Please pull out every line that includes the string "traffic".

--------------------

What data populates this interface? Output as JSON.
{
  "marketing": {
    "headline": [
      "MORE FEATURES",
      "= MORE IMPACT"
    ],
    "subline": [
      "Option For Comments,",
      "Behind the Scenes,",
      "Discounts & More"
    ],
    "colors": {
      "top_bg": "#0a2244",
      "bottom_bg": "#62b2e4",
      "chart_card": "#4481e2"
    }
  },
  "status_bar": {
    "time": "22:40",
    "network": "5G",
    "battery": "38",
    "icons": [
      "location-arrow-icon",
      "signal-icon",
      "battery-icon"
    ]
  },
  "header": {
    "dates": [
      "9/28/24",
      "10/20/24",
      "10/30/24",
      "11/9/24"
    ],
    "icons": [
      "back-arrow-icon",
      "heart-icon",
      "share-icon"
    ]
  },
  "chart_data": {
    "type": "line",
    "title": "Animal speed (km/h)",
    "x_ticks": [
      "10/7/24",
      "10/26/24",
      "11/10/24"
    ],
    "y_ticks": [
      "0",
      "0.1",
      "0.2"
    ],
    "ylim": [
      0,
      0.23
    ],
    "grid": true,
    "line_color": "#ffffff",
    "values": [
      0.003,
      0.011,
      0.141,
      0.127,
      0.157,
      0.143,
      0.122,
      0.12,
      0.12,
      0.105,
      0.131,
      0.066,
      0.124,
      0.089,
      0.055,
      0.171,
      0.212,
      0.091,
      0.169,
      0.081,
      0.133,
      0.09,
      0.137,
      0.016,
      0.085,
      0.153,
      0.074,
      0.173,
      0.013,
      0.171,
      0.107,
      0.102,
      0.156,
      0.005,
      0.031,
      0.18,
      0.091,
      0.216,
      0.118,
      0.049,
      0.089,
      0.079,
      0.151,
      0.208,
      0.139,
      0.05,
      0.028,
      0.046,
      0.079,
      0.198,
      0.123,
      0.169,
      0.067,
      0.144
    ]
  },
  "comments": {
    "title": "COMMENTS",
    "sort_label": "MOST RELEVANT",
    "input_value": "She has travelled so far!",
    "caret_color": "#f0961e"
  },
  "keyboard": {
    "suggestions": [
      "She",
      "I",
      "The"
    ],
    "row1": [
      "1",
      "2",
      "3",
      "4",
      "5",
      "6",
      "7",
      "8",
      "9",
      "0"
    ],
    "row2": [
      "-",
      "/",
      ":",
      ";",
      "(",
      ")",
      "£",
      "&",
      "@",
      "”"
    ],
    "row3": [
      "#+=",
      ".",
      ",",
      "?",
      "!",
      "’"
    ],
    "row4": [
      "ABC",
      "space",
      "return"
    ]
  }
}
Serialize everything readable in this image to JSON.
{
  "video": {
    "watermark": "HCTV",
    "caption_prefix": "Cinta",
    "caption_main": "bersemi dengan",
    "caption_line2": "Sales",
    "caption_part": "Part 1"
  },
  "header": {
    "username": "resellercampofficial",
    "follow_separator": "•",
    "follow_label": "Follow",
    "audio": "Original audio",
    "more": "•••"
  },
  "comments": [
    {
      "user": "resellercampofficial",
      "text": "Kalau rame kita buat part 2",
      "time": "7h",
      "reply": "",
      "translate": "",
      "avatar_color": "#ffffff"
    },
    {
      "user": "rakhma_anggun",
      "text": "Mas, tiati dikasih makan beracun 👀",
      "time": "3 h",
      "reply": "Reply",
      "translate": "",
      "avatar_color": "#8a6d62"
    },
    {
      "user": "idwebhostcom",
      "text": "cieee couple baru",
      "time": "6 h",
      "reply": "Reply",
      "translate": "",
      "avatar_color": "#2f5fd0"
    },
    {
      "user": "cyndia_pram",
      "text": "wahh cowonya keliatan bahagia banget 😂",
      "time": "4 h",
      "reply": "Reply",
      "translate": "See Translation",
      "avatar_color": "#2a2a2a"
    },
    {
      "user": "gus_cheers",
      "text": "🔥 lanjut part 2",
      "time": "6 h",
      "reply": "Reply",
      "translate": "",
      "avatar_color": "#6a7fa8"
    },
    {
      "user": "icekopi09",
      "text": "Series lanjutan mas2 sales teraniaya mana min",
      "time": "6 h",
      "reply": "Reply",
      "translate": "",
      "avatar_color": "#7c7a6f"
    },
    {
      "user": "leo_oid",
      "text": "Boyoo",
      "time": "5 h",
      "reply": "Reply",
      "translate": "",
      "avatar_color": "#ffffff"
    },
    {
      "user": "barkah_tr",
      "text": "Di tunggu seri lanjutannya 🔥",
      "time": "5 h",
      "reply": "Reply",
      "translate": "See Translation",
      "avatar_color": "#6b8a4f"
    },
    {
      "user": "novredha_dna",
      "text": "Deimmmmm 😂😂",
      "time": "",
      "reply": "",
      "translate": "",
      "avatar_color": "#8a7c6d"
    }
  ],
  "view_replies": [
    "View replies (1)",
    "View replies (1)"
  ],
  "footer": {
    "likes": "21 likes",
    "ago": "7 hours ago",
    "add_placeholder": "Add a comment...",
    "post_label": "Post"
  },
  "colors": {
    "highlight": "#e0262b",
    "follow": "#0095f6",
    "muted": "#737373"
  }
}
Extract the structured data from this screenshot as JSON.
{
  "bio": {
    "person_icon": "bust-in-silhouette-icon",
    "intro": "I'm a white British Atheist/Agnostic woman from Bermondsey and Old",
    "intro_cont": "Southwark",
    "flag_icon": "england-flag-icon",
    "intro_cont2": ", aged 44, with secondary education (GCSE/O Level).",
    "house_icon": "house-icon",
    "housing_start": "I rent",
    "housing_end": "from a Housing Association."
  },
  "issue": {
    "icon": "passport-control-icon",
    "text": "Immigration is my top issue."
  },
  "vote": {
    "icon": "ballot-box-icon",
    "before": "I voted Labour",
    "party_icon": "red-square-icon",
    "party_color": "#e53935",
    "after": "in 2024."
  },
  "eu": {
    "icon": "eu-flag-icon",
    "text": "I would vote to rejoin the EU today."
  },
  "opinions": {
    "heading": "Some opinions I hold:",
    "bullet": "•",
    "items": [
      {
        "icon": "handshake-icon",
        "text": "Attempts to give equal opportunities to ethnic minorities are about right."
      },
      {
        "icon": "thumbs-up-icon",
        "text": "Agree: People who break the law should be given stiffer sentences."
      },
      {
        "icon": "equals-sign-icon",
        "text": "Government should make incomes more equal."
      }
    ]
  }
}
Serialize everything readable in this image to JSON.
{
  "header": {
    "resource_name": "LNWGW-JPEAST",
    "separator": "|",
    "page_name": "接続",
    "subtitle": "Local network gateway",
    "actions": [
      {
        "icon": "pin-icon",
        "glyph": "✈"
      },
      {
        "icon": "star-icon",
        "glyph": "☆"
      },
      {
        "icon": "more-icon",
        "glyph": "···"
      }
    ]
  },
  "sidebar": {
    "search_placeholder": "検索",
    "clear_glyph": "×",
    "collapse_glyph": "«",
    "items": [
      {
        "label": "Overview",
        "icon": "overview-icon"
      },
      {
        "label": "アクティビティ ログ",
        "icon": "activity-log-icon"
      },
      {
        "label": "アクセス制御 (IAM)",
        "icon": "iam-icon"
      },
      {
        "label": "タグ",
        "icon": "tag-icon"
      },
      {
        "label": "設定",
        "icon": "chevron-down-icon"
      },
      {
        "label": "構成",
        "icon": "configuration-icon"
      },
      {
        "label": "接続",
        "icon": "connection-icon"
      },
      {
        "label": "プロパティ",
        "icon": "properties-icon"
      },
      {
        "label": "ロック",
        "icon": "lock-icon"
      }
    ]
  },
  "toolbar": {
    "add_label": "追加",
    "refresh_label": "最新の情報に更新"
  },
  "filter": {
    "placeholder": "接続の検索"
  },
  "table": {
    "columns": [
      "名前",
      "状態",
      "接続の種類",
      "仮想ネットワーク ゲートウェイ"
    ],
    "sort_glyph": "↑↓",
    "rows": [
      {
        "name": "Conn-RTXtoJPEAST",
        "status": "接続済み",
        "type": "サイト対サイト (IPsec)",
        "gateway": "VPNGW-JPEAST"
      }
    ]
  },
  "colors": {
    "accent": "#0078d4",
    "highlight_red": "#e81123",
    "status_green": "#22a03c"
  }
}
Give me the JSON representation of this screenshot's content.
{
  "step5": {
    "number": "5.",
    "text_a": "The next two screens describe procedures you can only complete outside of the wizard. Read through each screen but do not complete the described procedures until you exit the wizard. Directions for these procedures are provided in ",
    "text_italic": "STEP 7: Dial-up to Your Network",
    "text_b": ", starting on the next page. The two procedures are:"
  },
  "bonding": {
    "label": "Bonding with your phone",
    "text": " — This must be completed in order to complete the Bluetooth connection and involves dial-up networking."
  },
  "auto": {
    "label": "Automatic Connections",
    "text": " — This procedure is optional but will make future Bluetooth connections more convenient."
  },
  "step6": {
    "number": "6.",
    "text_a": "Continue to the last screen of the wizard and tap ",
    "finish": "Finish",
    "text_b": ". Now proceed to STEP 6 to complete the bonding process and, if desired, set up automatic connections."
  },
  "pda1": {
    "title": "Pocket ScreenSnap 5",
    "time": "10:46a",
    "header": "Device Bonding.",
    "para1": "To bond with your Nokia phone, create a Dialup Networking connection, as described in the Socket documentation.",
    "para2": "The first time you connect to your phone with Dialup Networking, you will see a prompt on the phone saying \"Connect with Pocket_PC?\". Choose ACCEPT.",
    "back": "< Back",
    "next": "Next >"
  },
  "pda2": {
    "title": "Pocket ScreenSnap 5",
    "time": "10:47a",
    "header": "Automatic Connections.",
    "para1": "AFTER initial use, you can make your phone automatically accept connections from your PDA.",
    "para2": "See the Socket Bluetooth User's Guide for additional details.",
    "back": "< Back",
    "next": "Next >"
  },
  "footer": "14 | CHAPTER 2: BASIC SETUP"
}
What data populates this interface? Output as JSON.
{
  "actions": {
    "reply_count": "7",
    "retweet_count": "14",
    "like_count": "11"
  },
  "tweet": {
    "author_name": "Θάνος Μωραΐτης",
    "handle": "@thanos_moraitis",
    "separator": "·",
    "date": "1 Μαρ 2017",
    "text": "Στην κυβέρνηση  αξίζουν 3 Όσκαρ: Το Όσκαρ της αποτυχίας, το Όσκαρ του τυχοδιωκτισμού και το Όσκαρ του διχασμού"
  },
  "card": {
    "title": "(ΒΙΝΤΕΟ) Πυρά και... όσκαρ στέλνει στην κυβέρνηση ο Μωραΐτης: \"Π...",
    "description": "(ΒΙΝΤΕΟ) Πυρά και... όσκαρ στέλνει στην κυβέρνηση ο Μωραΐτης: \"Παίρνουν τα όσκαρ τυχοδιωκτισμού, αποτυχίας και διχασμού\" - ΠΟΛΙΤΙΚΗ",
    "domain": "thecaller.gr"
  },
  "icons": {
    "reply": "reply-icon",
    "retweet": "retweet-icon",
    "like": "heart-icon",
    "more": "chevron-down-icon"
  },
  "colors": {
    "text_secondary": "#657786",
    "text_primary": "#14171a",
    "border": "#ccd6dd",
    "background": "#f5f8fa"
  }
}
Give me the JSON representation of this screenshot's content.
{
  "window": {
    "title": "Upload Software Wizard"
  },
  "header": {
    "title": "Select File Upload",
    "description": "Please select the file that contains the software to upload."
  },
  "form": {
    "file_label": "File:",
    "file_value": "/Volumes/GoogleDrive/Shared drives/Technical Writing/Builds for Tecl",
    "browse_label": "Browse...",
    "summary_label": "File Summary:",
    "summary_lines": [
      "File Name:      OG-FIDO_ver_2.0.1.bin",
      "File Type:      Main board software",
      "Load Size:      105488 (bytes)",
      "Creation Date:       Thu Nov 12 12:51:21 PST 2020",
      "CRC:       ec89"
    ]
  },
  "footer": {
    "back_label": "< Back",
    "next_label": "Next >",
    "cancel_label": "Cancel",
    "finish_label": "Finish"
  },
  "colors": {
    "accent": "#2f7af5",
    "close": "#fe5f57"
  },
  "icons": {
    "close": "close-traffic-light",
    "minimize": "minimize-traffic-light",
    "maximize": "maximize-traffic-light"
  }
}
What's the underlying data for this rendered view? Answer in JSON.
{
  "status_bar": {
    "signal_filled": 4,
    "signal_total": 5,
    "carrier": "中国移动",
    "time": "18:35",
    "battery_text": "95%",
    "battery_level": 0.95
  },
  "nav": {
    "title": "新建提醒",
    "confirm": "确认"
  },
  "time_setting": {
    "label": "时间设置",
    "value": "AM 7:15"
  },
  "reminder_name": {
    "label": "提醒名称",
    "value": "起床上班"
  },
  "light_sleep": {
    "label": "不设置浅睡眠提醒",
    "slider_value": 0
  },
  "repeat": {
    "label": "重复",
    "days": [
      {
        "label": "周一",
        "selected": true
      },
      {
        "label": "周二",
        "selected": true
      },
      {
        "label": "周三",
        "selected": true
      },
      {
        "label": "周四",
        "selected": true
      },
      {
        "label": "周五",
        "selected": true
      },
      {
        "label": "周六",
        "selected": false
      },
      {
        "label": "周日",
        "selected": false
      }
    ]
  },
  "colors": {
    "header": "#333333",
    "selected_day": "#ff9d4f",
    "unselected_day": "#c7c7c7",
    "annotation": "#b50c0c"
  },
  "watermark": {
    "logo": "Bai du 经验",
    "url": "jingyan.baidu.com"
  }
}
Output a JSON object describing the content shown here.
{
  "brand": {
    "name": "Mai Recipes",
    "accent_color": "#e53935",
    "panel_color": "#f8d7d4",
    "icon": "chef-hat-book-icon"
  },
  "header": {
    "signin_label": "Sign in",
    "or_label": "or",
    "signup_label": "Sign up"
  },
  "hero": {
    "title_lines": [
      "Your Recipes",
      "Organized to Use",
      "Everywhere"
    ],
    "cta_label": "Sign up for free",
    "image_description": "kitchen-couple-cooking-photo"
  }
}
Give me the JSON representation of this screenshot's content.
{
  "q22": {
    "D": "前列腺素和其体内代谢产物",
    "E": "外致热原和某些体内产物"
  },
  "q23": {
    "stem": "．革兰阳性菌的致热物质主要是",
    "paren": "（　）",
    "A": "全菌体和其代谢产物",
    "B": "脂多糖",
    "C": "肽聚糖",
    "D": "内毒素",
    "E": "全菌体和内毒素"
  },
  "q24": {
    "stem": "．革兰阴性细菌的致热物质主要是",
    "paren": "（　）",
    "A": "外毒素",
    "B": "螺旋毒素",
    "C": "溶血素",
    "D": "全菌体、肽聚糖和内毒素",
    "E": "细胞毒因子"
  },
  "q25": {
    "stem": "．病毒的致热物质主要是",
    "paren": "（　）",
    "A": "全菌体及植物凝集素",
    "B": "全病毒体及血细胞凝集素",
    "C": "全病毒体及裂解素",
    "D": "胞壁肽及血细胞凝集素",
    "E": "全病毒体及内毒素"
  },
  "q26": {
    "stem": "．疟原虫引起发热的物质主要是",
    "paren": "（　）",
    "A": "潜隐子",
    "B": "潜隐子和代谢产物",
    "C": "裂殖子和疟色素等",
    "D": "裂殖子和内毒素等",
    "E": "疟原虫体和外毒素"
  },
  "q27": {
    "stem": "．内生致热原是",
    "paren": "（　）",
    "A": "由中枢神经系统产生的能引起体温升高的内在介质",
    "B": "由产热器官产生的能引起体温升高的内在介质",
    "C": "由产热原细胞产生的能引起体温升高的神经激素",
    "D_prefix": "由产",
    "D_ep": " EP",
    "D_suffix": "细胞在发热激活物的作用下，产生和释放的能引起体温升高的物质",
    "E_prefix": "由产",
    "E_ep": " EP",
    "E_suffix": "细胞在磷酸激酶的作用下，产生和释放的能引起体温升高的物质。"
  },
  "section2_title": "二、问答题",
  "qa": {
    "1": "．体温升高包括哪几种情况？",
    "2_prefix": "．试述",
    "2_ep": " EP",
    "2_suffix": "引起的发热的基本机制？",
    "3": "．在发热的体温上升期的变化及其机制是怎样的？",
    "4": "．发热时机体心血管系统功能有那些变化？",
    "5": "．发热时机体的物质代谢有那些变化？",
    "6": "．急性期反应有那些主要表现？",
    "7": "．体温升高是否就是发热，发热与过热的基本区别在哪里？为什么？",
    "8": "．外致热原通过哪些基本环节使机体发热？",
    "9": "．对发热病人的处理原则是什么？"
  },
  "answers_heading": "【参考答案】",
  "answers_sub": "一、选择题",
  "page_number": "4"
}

--------------------

WRITTEN ANSWER »
    "close": "close-traffic-light",
    "minimize": "minimize-traffic-light",
    "maximize": "maximize-traffic-light"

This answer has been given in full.